_Task instructions_
List each line of the data in which the string "Bookings" appears.

_Data entries for graphics_
· · · · · · ·

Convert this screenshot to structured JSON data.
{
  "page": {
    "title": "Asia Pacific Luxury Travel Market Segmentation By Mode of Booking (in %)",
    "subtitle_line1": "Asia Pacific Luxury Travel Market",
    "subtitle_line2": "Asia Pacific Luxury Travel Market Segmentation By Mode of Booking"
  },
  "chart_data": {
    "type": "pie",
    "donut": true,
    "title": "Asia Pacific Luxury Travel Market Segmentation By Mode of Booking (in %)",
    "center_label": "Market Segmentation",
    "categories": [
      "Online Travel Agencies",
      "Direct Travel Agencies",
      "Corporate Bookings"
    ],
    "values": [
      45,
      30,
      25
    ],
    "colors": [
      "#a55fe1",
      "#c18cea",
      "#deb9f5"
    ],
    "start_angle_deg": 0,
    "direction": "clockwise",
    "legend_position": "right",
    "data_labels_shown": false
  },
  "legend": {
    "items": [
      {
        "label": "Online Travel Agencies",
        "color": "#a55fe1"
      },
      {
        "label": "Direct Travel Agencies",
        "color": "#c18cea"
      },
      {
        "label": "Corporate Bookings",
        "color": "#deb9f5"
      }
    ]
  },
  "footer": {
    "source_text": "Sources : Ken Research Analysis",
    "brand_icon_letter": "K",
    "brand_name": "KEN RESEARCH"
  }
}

· · · · · · ·

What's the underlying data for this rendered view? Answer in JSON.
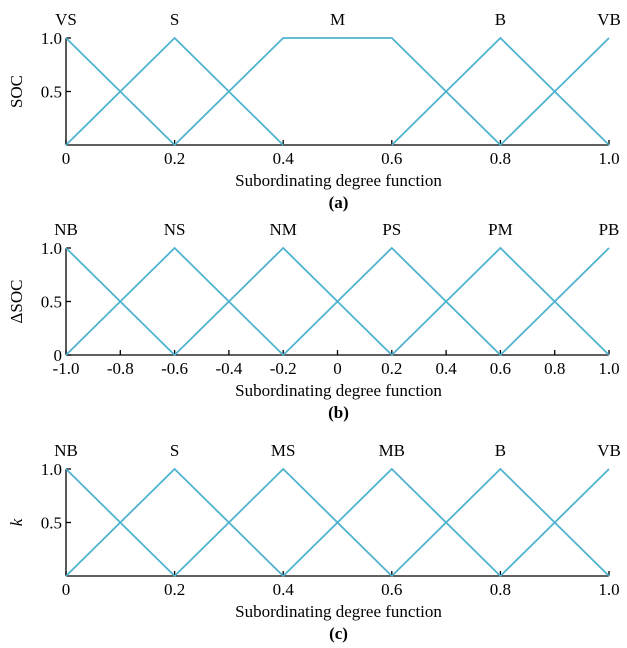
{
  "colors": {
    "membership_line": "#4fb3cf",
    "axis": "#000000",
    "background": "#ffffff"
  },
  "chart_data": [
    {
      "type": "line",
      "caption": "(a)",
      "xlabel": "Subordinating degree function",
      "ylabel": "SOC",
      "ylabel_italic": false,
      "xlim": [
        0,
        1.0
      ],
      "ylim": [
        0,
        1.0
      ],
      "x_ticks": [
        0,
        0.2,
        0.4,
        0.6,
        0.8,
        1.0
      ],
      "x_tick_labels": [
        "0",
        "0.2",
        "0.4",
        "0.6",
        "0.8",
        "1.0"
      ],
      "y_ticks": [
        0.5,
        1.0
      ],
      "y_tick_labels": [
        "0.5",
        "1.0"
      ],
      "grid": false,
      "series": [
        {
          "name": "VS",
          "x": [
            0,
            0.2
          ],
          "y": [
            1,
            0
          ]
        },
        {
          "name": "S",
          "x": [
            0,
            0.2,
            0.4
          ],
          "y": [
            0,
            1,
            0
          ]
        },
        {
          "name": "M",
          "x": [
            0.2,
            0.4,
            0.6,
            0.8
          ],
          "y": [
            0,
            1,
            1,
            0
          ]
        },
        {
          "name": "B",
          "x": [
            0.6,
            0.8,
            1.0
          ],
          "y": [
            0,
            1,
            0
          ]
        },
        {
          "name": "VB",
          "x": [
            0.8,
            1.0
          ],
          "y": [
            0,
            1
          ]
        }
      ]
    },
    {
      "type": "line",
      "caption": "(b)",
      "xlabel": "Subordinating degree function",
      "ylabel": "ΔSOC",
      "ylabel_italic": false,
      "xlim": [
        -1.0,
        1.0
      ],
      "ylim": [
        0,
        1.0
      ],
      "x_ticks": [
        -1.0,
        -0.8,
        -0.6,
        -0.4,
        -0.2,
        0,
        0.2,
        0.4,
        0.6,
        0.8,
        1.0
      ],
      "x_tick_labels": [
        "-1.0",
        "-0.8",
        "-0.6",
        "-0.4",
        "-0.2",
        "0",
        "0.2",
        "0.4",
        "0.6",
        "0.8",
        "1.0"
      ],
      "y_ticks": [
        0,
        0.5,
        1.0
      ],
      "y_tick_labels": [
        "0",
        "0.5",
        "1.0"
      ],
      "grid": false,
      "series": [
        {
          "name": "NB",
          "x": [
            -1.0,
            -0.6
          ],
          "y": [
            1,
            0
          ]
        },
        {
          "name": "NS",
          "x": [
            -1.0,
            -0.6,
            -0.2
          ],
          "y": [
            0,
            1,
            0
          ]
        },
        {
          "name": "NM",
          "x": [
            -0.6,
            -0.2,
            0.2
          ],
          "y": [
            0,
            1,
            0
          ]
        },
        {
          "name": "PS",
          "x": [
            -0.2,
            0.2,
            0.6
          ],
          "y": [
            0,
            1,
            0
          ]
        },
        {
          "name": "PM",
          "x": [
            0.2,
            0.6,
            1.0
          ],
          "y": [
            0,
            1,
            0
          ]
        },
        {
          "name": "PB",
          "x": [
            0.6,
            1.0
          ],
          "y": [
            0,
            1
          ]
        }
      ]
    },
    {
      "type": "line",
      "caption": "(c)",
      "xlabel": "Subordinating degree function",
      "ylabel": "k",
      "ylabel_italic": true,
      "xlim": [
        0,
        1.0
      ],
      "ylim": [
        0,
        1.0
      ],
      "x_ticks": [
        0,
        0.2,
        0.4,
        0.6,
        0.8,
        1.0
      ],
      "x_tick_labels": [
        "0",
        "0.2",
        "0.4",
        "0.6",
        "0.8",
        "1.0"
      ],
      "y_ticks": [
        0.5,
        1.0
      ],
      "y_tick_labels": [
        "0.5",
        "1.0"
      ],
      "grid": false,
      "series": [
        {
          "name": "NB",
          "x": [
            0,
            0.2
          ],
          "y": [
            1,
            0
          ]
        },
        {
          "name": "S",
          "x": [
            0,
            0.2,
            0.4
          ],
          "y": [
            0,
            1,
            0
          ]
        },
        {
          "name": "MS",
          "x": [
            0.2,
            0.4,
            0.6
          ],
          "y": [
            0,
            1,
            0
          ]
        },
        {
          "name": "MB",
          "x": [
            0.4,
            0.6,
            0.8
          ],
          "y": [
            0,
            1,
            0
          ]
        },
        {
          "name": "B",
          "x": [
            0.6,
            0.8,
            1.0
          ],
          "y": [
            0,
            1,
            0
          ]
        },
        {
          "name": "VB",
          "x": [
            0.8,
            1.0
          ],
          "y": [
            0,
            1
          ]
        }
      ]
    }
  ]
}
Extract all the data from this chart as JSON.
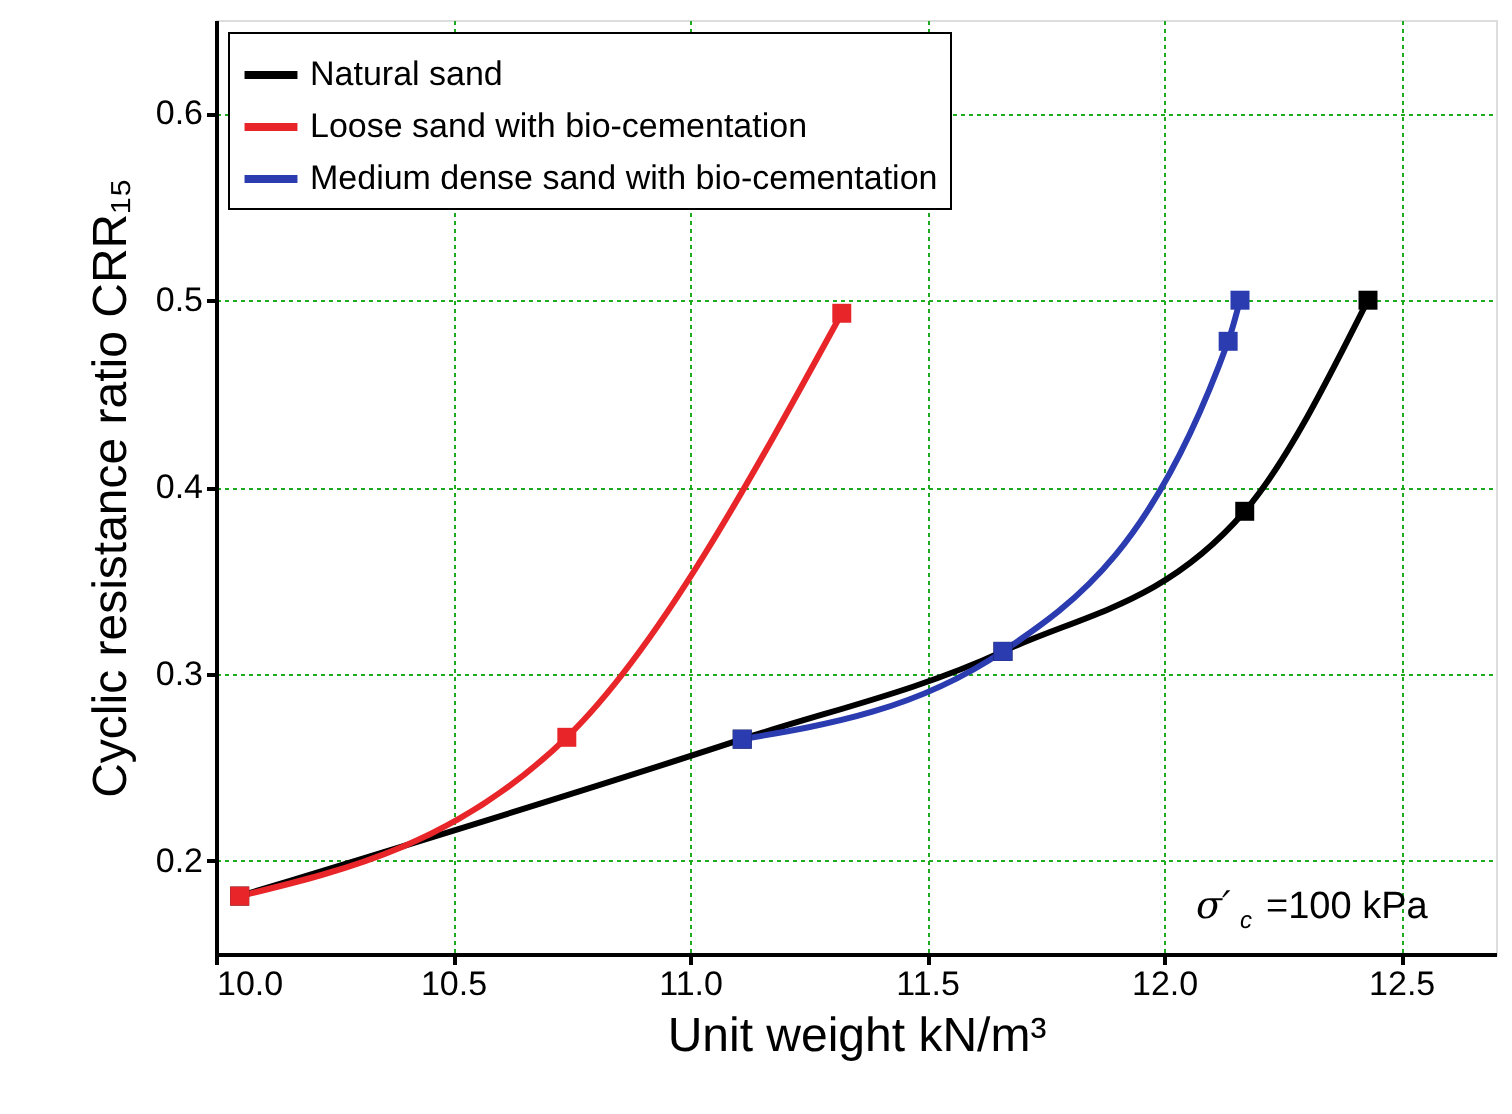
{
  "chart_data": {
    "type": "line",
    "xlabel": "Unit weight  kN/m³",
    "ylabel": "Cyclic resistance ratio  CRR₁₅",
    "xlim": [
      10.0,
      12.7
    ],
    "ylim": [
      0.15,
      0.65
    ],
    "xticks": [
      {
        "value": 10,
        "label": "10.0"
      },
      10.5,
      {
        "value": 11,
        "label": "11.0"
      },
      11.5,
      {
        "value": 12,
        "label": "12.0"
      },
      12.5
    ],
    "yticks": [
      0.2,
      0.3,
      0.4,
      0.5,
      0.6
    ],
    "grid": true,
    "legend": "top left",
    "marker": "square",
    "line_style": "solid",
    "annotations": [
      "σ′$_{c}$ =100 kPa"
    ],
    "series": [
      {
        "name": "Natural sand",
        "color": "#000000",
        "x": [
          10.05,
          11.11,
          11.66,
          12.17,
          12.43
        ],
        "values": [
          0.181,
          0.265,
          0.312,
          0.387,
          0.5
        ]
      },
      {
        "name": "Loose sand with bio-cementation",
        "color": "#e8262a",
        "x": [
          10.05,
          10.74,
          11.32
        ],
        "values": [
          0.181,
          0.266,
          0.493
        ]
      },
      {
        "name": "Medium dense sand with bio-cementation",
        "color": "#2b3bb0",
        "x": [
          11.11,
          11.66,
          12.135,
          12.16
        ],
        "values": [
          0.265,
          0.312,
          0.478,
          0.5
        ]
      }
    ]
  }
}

· · · · · · ·

_Output below_
      "Corporate Bookings"
        "label": "Corporate Bookings",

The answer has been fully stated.